--- start of Data rows ---

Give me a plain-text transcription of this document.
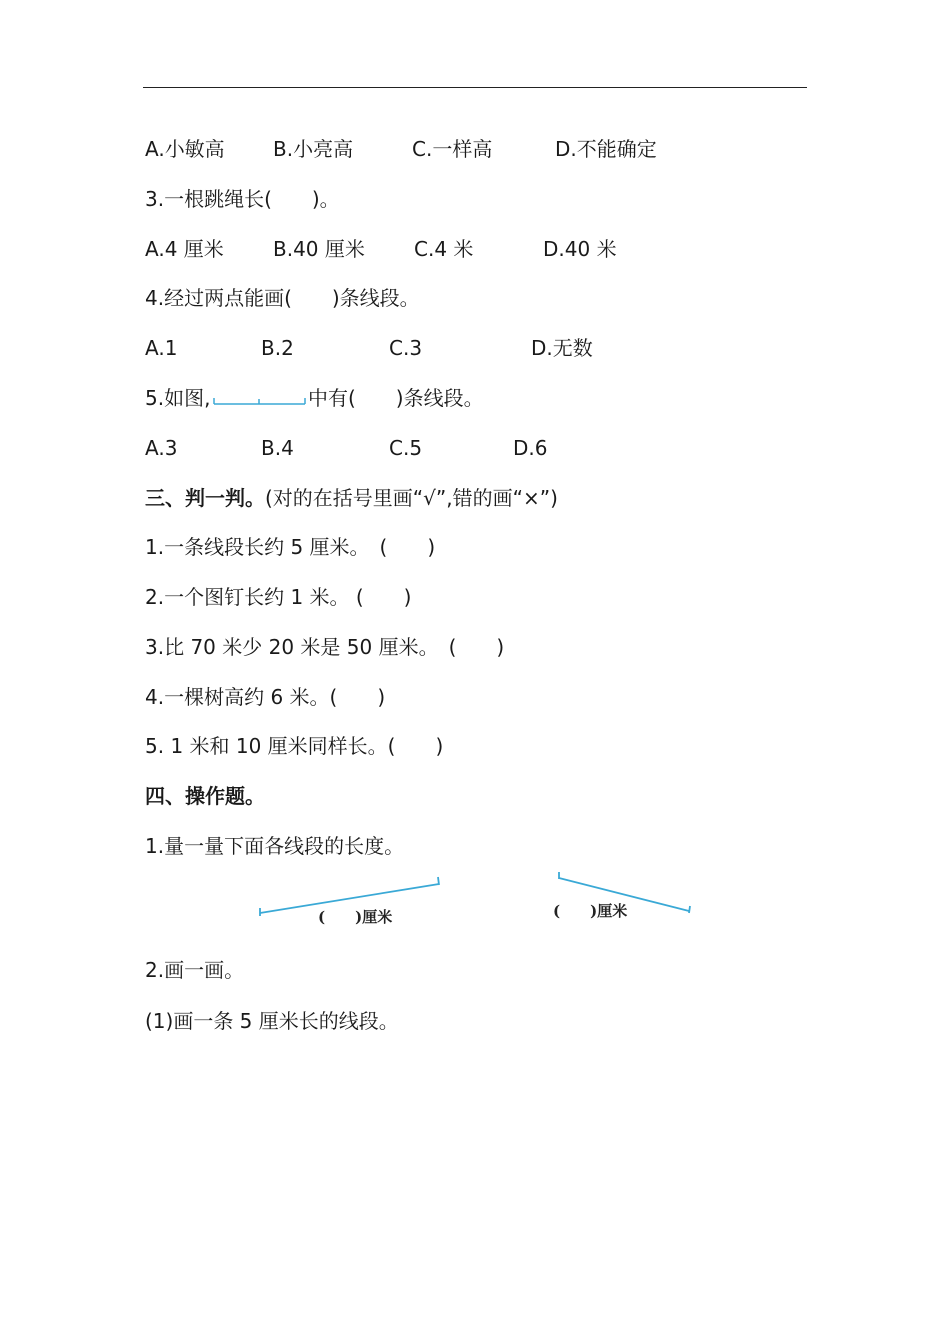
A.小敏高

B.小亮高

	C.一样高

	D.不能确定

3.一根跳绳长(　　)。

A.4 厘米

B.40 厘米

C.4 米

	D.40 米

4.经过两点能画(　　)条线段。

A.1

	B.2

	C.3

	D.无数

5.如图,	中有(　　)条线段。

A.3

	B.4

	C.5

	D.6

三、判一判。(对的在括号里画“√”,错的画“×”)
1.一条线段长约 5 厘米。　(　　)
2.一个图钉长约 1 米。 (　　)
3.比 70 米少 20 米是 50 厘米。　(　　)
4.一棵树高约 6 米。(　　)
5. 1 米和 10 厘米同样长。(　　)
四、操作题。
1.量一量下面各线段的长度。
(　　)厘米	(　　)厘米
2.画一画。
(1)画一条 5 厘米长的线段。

--- end of Data rows ---
--- start of Data rows ---

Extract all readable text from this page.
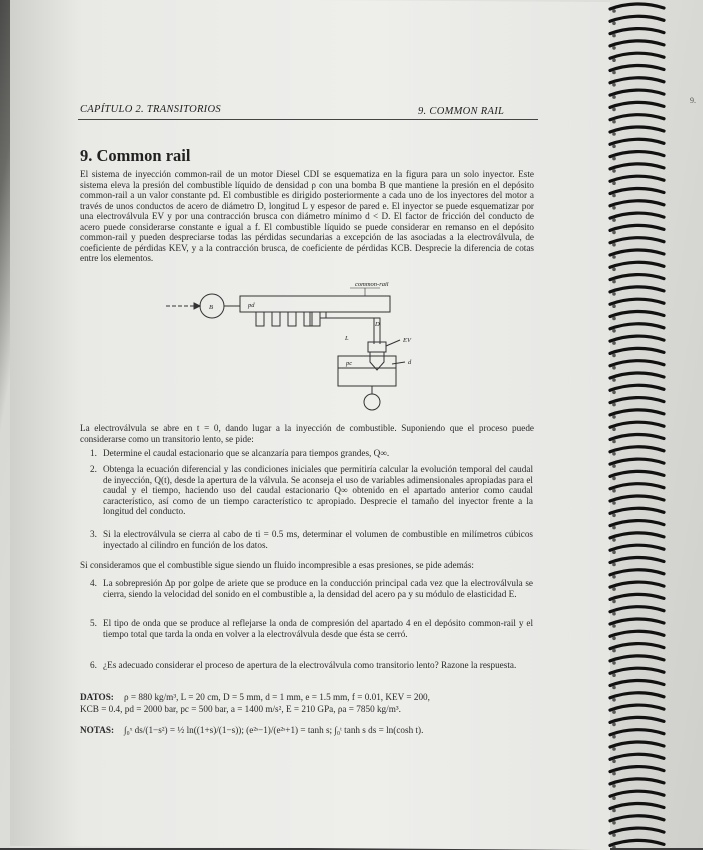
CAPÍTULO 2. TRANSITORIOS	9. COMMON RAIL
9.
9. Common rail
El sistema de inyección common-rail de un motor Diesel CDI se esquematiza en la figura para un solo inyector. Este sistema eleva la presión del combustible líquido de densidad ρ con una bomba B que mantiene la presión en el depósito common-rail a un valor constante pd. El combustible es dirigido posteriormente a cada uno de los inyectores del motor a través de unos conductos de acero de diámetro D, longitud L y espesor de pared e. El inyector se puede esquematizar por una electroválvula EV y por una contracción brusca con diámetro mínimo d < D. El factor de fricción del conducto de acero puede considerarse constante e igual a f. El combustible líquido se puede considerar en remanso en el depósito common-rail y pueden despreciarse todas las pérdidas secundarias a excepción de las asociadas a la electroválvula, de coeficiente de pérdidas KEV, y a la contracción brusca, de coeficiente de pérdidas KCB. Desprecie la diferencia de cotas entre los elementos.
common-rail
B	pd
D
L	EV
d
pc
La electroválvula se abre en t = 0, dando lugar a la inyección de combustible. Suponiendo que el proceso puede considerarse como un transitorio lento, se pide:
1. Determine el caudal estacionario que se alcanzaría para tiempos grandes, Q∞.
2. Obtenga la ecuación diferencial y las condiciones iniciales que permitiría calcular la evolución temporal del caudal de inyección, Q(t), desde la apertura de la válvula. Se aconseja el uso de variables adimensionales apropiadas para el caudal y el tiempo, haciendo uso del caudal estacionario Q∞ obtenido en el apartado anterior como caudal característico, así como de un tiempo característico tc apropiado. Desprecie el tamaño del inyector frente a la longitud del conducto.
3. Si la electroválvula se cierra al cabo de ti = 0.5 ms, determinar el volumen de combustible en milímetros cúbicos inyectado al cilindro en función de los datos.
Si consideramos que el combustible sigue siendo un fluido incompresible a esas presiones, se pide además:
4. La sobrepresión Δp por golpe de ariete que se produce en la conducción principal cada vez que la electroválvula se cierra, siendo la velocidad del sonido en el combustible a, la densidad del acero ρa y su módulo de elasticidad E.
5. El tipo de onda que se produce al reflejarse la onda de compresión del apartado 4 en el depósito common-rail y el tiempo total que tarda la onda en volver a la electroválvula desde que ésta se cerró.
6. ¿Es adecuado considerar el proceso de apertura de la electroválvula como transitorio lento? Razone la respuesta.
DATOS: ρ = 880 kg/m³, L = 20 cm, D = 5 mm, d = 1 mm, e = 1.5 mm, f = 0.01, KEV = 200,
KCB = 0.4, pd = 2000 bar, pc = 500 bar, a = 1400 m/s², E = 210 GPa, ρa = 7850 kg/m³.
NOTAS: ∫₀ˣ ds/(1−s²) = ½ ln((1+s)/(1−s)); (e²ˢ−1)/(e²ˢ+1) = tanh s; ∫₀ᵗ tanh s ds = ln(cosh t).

--- end of Data rows ---
--- start of Data rows ---

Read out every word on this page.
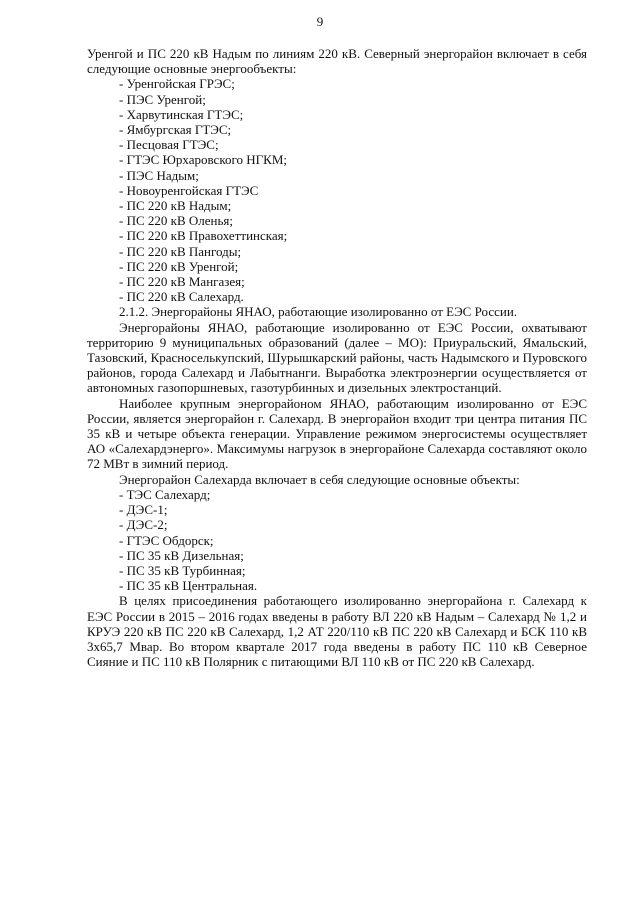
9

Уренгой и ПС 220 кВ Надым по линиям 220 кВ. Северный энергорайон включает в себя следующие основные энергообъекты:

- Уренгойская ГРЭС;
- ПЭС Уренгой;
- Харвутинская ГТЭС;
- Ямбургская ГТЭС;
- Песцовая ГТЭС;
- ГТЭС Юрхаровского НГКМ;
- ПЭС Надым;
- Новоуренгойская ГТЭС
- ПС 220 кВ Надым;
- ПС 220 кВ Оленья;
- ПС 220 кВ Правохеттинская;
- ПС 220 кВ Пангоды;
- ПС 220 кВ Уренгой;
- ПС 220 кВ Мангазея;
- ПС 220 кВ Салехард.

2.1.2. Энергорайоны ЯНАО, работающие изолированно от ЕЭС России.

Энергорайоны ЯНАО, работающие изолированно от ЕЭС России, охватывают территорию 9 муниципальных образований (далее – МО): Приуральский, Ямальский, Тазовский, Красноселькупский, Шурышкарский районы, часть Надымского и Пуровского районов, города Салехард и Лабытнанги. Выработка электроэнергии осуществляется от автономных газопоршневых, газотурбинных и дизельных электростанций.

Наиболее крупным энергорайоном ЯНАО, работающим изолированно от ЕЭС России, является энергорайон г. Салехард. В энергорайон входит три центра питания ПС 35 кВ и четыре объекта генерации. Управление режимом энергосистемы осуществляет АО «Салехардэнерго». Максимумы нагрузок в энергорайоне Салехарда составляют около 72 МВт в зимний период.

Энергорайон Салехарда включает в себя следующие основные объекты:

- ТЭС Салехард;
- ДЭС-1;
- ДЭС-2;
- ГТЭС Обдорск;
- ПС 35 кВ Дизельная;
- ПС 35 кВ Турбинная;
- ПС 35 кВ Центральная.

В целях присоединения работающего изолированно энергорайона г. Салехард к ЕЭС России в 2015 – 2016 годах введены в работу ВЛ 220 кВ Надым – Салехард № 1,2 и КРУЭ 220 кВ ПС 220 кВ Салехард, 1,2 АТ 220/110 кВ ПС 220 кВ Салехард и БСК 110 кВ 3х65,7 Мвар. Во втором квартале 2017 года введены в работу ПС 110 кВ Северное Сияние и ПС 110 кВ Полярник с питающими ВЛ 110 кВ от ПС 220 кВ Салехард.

--- end of Data rows ---

-- Task details --
Pick out and copy every line that contains the word "основные".

-- Final answer --
Уренгой и ПС 220 кВ Надым по линиям 220 кВ. Северный энергорайон включает в себя следующие основные энергообъекты:
Энергорайон Салехарда включает в себя следующие основные объекты:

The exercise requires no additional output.